◆ **Task description**
Please give the entries again in full and exactly, without any picture.

Figure content listings:
=-=-=-=-=
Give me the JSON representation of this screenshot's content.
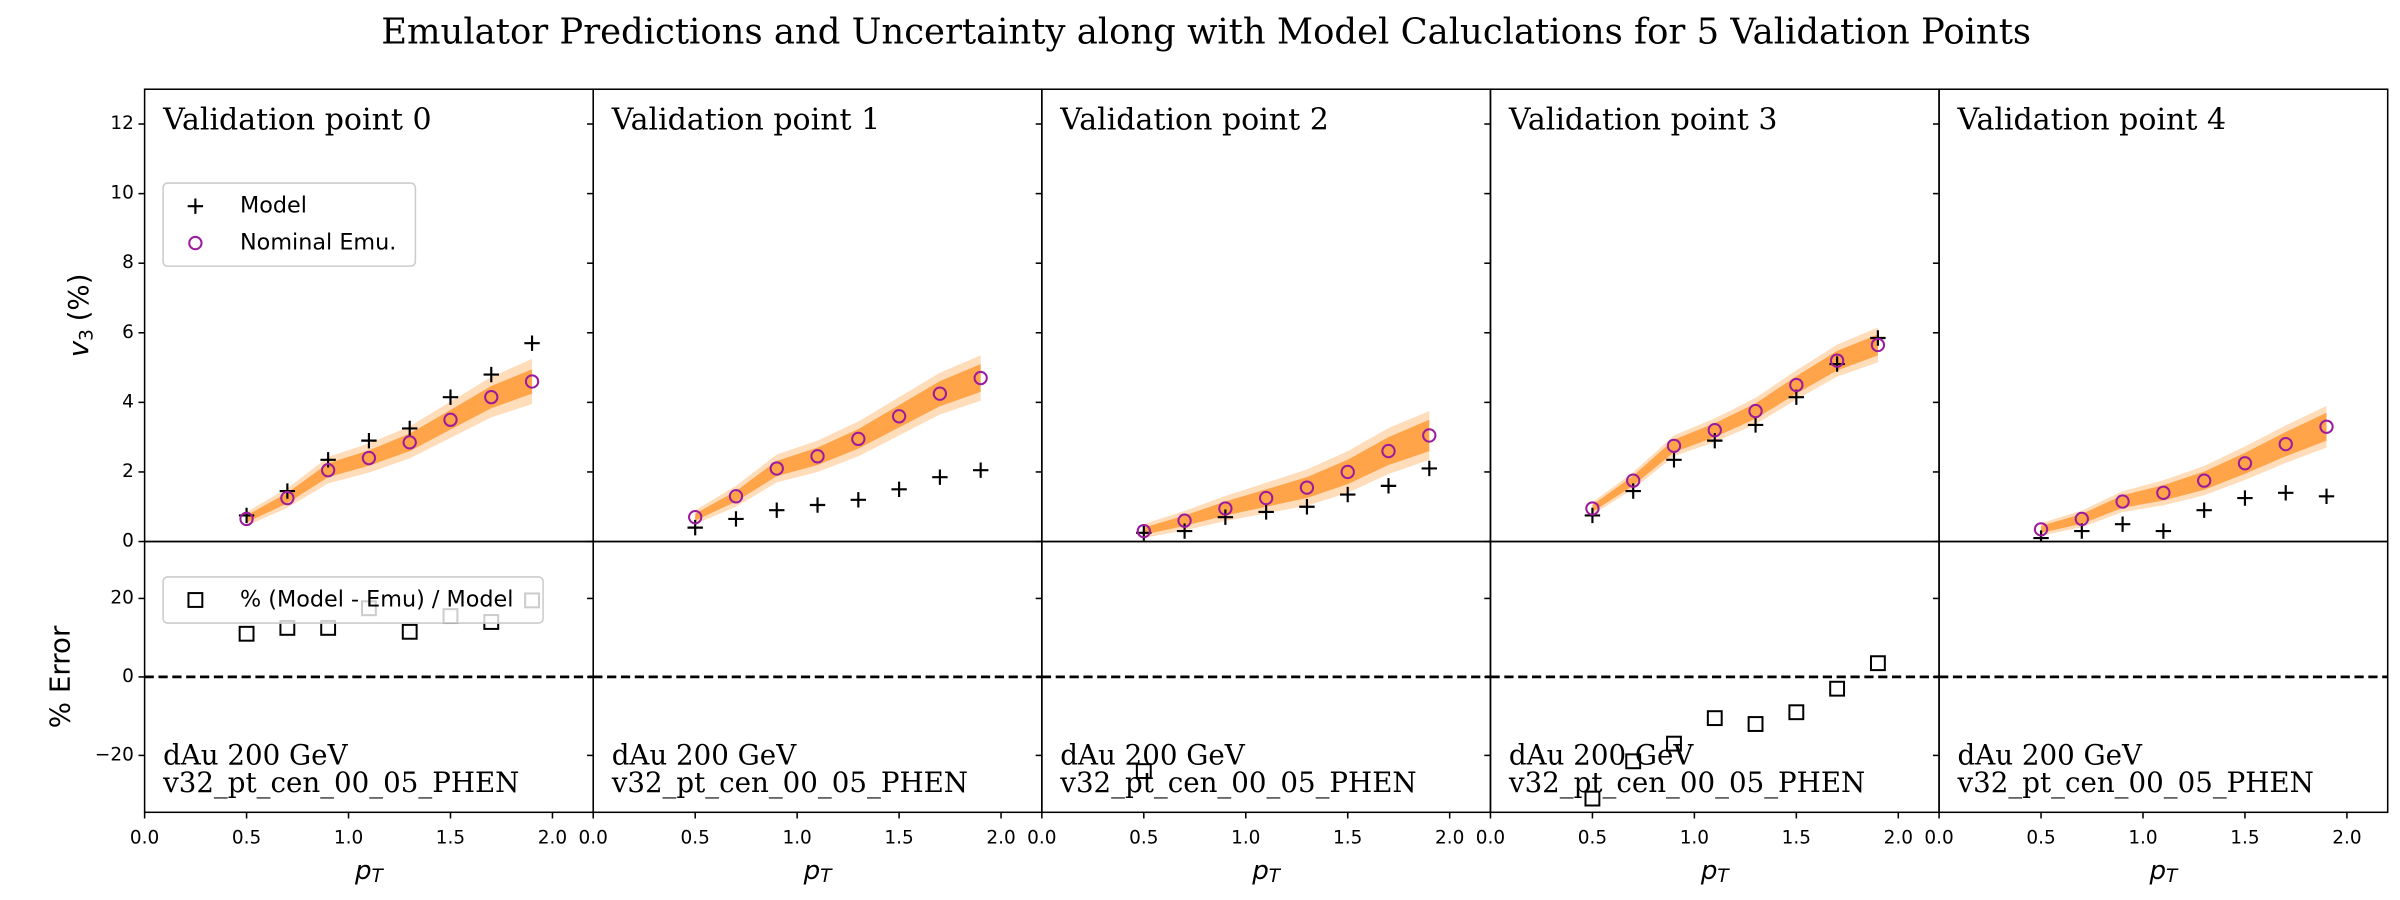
{
  "chart_data": {
    "type": "multi-panel",
    "title": "Emulator Predictions and Uncertainty along with Model Caluclations for 5 Validation Points",
    "xlim": [
      0,
      2.2
    ],
    "xticks": [
      {
        "value": 0,
        "label": "0.0"
      },
      0.5,
      {
        "value": 1,
        "label": "1.0"
      },
      1.5,
      {
        "value": 2,
        "label": "2.0"
      }
    ],
    "xlabel": {
      "symbol": "p",
      "subscript": "T"
    },
    "upper": {
      "ylim": [
        0,
        13
      ],
      "yticks": [
        0,
        2,
        4,
        6,
        8,
        10,
        12
      ],
      "ylabel": {
        "symbol": "v",
        "subscript": "3",
        "unit": "(%)"
      }
    },
    "lower": {
      "ylim": [
        -34.5,
        34.5
      ],
      "yticks": [
        {
          "value": -20,
          "label": "−20"
        },
        0,
        20
      ],
      "ylabel": "% Error",
      "reference_line": 0
    },
    "panels": [
      {
        "title": "Validation point 0",
        "x": [
          0.5,
          0.7,
          0.9,
          1.1,
          1.3,
          1.5,
          1.7,
          1.9
        ],
        "annotation": [
          "dAu 200 GeV",
          "v32_pt_cen_00_05_PHEN"
        ],
        "upper": {
          "type": "band",
          "legend": "upper left",
          "band_color": "#ff8c1a",
          "band_inner": [
            0.1,
            0.15,
            0.2,
            0.22,
            0.25,
            0.28,
            0.32,
            0.35
          ],
          "band_outer": [
            0.2,
            0.28,
            0.38,
            0.42,
            0.46,
            0.52,
            0.58,
            0.65
          ],
          "series": [
            {
              "name": "Model",
              "color": "#000000",
              "marker": "+",
              "values": [
                0.75,
                1.45,
                2.35,
                2.9,
                3.25,
                4.15,
                4.8,
                5.7
              ]
            },
            {
              "name": "Nominal Emu.",
              "color": "#9c1a9c",
              "marker": "o",
              "values": [
                0.65,
                1.25,
                2.05,
                2.4,
                2.85,
                3.5,
                4.15,
                4.6
              ]
            }
          ]
        },
        "lower": {
          "type": "scatter",
          "legend": "upper left",
          "series": [
            {
              "name": "% (Model - Emu) / Model",
              "color": "#000000",
              "marker": "s",
              "values": [
                11,
                12.5,
                12.5,
                17.5,
                11.5,
                15.5,
                14,
                19.5
              ]
            }
          ]
        }
      },
      {
        "title": "Validation point 1",
        "x": [
          0.5,
          0.7,
          0.9,
          1.1,
          1.3,
          1.5,
          1.7,
          1.9
        ],
        "annotation": [
          "dAu 200 GeV",
          "v32_pt_cen_00_05_PHEN"
        ],
        "upper": {
          "type": "band",
          "band_color": "#ff8c1a",
          "band_inner": [
            0.1,
            0.15,
            0.22,
            0.25,
            0.28,
            0.32,
            0.36,
            0.4
          ],
          "band_outer": [
            0.2,
            0.3,
            0.4,
            0.45,
            0.5,
            0.55,
            0.6,
            0.65
          ],
          "series": [
            {
              "color": "#000000",
              "marker": "+",
              "values": [
                0.4,
                0.65,
                0.9,
                1.05,
                1.2,
                1.5,
                1.85,
                2.05
              ]
            },
            {
              "color": "#9c1a9c",
              "marker": "o",
              "values": [
                0.7,
                1.3,
                2.1,
                2.45,
                2.95,
                3.6,
                4.25,
                4.7
              ]
            }
          ]
        },
        "lower": {
          "type": "scatter",
          "series": [
            {
              "color": "#000000",
              "marker": "s",
              "values": [
                null,
                null,
                null,
                null,
                null,
                null,
                null,
                null
              ]
            }
          ]
        }
      },
      {
        "title": "Validation point 2",
        "x": [
          0.5,
          0.7,
          0.9,
          1.1,
          1.3,
          1.5,
          1.7,
          1.9
        ],
        "annotation": [
          "dAu 200 GeV",
          "v32_pt_cen_00_05_PHEN"
        ],
        "upper": {
          "type": "band",
          "band_color": "#ff8c1a",
          "band_inner": [
            0.1,
            0.15,
            0.2,
            0.25,
            0.3,
            0.35,
            0.4,
            0.45
          ],
          "band_outer": [
            0.2,
            0.28,
            0.36,
            0.44,
            0.52,
            0.6,
            0.66,
            0.7
          ],
          "series": [
            {
              "color": "#000000",
              "marker": "+",
              "values": [
                0.25,
                0.3,
                0.7,
                0.85,
                1.0,
                1.35,
                1.6,
                2.1
              ]
            },
            {
              "color": "#9c1a9c",
              "marker": "o",
              "values": [
                0.3,
                0.6,
                0.95,
                1.25,
                1.55,
                2.0,
                2.6,
                3.05
              ]
            }
          ]
        },
        "lower": {
          "type": "scatter",
          "series": [
            {
              "color": "#000000",
              "marker": "s",
              "values": [
                -24,
                null,
                null,
                null,
                null,
                null,
                null,
                null
              ]
            }
          ]
        }
      },
      {
        "title": "Validation point 3",
        "x": [
          0.5,
          0.7,
          0.9,
          1.1,
          1.3,
          1.5,
          1.7,
          1.9
        ],
        "annotation": [
          "dAu 200 GeV",
          "v32_pt_cen_00_05_PHEN"
        ],
        "upper": {
          "type": "band",
          "band_color": "#ff8c1a",
          "band_inner": [
            0.1,
            0.14,
            0.18,
            0.2,
            0.22,
            0.25,
            0.28,
            0.3
          ],
          "band_outer": [
            0.18,
            0.24,
            0.3,
            0.34,
            0.38,
            0.42,
            0.46,
            0.5
          ],
          "series": [
            {
              "color": "#000000",
              "marker": "+",
              "values": [
                0.75,
                1.45,
                2.35,
                2.9,
                3.35,
                4.15,
                5.1,
                5.85
              ]
            },
            {
              "color": "#9c1a9c",
              "marker": "o",
              "values": [
                0.95,
                1.75,
                2.75,
                3.2,
                3.75,
                4.5,
                5.2,
                5.65
              ]
            }
          ]
        },
        "lower": {
          "type": "scatter",
          "series": [
            {
              "color": "#000000",
              "marker": "s",
              "values": [
                -31,
                -21.5,
                -17,
                -10.5,
                -12,
                -9,
                -3,
                3.5
              ]
            }
          ]
        }
      },
      {
        "title": "Validation point 4",
        "x": [
          0.5,
          0.7,
          0.9,
          1.1,
          1.3,
          1.5,
          1.7,
          1.9
        ],
        "annotation": [
          "dAu 200 GeV",
          "v32_pt_cen_00_05_PHEN"
        ],
        "upper": {
          "type": "band",
          "band_color": "#ff8c1a",
          "band_inner": [
            0.1,
            0.14,
            0.18,
            0.22,
            0.26,
            0.3,
            0.35,
            0.4
          ],
          "band_outer": [
            0.18,
            0.24,
            0.3,
            0.36,
            0.42,
            0.48,
            0.54,
            0.6
          ],
          "series": [
            {
              "color": "#000000",
              "marker": "+",
              "values": [
                0.1,
                0.3,
                0.5,
                0.3,
                0.9,
                1.25,
                1.4,
                1.3
              ]
            },
            {
              "color": "#9c1a9c",
              "marker": "o",
              "values": [
                0.35,
                0.65,
                1.15,
                1.4,
                1.75,
                2.25,
                2.8,
                3.3
              ]
            }
          ]
        },
        "lower": {
          "type": "scatter",
          "series": [
            {
              "color": "#000000",
              "marker": "s",
              "values": [
                null,
                null,
                null,
                null,
                null,
                null,
                null,
                null
              ]
            }
          ]
        }
      }
    ]
  }
}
=-=-=-=-=
◆ **Full response**
Give me the JSON representation of this screenshot's content.
{
  "chart_data": {
    "type": "multi-panel",
    "title": "Emulator Predictions and Uncertainty along with Model Caluclations for 5 Validation Points",
    "xlim": [
      0,
      2.2
    ],
    "xticks": [
      {
        "value": 0,
        "label": "0.0"
      },
      0.5,
      {
        "value": 1,
        "label": "1.0"
      },
      1.5,
      {
        "value": 2,
        "label": "2.0"
      }
    ],
    "xlabel": {
      "symbol": "p",
      "subscript": "T"
    },
    "upper": {
      "ylim": [
        0,
        13
      ],
      "yticks": [
        0,
        2,
        4,
        6,
        8,
        10,
        12
      ],
      "ylabel": {
        "symbol": "v",
        "subscript": "3",
        "unit": "(%)"
      }
    },
    "lower": {
      "ylim": [
        -34.5,
        34.5
      ],
      "yticks": [
        {
          "value": -20,
          "label": "−20"
        },
        0,
        20
      ],
      "ylabel": "% Error",
      "reference_line": 0
    },
    "panels": [
      {
        "title": "Validation point 0",
        "x": [
          0.5,
          0.7,
          0.9,
          1.1,
          1.3,
          1.5,
          1.7,
          1.9
        ],
        "annotation": [
          "dAu 200 GeV",
          "v32_pt_cen_00_05_PHEN"
        ],
        "upper": {
          "type": "band",
          "legend": "upper left",
          "band_color": "#ff8c1a",
          "band_inner": [
            0.1,
            0.15,
            0.2,
            0.22,
            0.25,
            0.28,
            0.32,
            0.35
          ],
          "band_outer": [
            0.2,
            0.28,
            0.38,
            0.42,
            0.46,
            0.52,
            0.58,
            0.65
          ],
          "series": [
            {
              "name": "Model",
              "color": "#000000",
              "marker": "+",
              "values": [
                0.75,
                1.45,
                2.35,
                2.9,
                3.25,
                4.15,
                4.8,
                5.7
              ]
            },
            {
              "name": "Nominal Emu.",
              "color": "#9c1a9c",
              "marker": "o",
              "values": [
                0.65,
                1.25,
                2.05,
                2.4,
                2.85,
                3.5,
                4.15,
                4.6
              ]
            }
          ]
        },
        "lower": {
          "type": "scatter",
          "legend": "upper left",
          "series": [
            {
              "name": "% (Model - Emu) / Model",
              "color": "#000000",
              "marker": "s",
              "values": [
                11,
                12.5,
                12.5,
                17.5,
                11.5,
                15.5,
                14,
                19.5
              ]
            }
          ]
        }
      },
      {
        "title": "Validation point 1",
        "x": [
          0.5,
          0.7,
          0.9,
          1.1,
          1.3,
          1.5,
          1.7,
          1.9
        ],
        "annotation": [
          "dAu 200 GeV",
          "v32_pt_cen_00_05_PHEN"
        ],
        "upper": {
          "type": "band",
          "band_color": "#ff8c1a",
          "band_inner": [
            0.1,
            0.15,
            0.22,
            0.25,
            0.28,
            0.32,
            0.36,
            0.4
          ],
          "band_outer": [
            0.2,
            0.3,
            0.4,
            0.45,
            0.5,
            0.55,
            0.6,
            0.65
          ],
          "series": [
            {
              "color": "#000000",
              "marker": "+",
              "values": [
                0.4,
                0.65,
                0.9,
                1.05,
                1.2,
                1.5,
                1.85,
                2.05
              ]
            },
            {
              "color": "#9c1a9c",
              "marker": "o",
              "values": [
                0.7,
                1.3,
                2.1,
                2.45,
                2.95,
                3.6,
                4.25,
                4.7
              ]
            }
          ]
        },
        "lower": {
          "type": "scatter",
          "series": [
            {
              "color": "#000000",
              "marker": "s",
              "values": [
                null,
                null,
                null,
                null,
                null,
                null,
                null,
                null
              ]
            }
          ]
        }
      },
      {
        "title": "Validation point 2",
        "x": [
          0.5,
          0.7,
          0.9,
          1.1,
          1.3,
          1.5,
          1.7,
          1.9
        ],
        "annotation": [
          "dAu 200 GeV",
          "v32_pt_cen_00_05_PHEN"
        ],
        "upper": {
          "type": "band",
          "band_color": "#ff8c1a",
          "band_inner": [
            0.1,
            0.15,
            0.2,
            0.25,
            0.3,
            0.35,
            0.4,
            0.45
          ],
          "band_outer": [
            0.2,
            0.28,
            0.36,
            0.44,
            0.52,
            0.6,
            0.66,
            0.7
          ],
          "series": [
            {
              "color": "#000000",
              "marker": "+",
              "values": [
                0.25,
                0.3,
                0.7,
                0.85,
                1.0,
                1.35,
                1.6,
                2.1
              ]
            },
            {
              "color": "#9c1a9c",
              "marker": "o",
              "values": [
                0.3,
                0.6,
                0.95,
                1.25,
                1.55,
                2.0,
                2.6,
                3.05
              ]
            }
          ]
        },
        "lower": {
          "type": "scatter",
          "series": [
            {
              "color": "#000000",
              "marker": "s",
              "values": [
                -24,
                null,
                null,
                null,
                null,
                null,
                null,
                null
              ]
            }
          ]
        }
      },
      {
        "title": "Validation point 3",
        "x": [
          0.5,
          0.7,
          0.9,
          1.1,
          1.3,
          1.5,
          1.7,
          1.9
        ],
        "annotation": [
          "dAu 200 GeV",
          "v32_pt_cen_00_05_PHEN"
        ],
        "upper": {
          "type": "band",
          "band_color": "#ff8c1a",
          "band_inner": [
            0.1,
            0.14,
            0.18,
            0.2,
            0.22,
            0.25,
            0.28,
            0.3
          ],
          "band_outer": [
            0.18,
            0.24,
            0.3,
            0.34,
            0.38,
            0.42,
            0.46,
            0.5
          ],
          "series": [
            {
              "color": "#000000",
              "marker": "+",
              "values": [
                0.75,
                1.45,
                2.35,
                2.9,
                3.35,
                4.15,
                5.1,
                5.85
              ]
            },
            {
              "color": "#9c1a9c",
              "marker": "o",
              "values": [
                0.95,
                1.75,
                2.75,
                3.2,
                3.75,
                4.5,
                5.2,
                5.65
              ]
            }
          ]
        },
        "lower": {
          "type": "scatter",
          "series": [
            {
              "color": "#000000",
              "marker": "s",
              "values": [
                -31,
                -21.5,
                -17,
                -10.5,
                -12,
                -9,
                -3,
                3.5
              ]
            }
          ]
        }
      },
      {
        "title": "Validation point 4",
        "x": [
          0.5,
          0.7,
          0.9,
          1.1,
          1.3,
          1.5,
          1.7,
          1.9
        ],
        "annotation": [
          "dAu 200 GeV",
          "v32_pt_cen_00_05_PHEN"
        ],
        "upper": {
          "type": "band",
          "band_color": "#ff8c1a",
          "band_inner": [
            0.1,
            0.14,
            0.18,
            0.22,
            0.26,
            0.3,
            0.35,
            0.4
          ],
          "band_outer": [
            0.18,
            0.24,
            0.3,
            0.36,
            0.42,
            0.48,
            0.54,
            0.6
          ],
          "series": [
            {
              "color": "#000000",
              "marker": "+",
              "values": [
                0.1,
                0.3,
                0.5,
                0.3,
                0.9,
                1.25,
                1.4,
                1.3
              ]
            },
            {
              "color": "#9c1a9c",
              "marker": "o",
              "values": [
                0.35,
                0.65,
                1.15,
                1.4,
                1.75,
                2.25,
                2.8,
                3.3
              ]
            }
          ]
        },
        "lower": {
          "type": "scatter",
          "series": [
            {
              "color": "#000000",
              "marker": "s",
              "values": [
                null,
                null,
                null,
                null,
                null,
                null,
                null,
                null
              ]
            }
          ]
        }
      }
    ]
  }
}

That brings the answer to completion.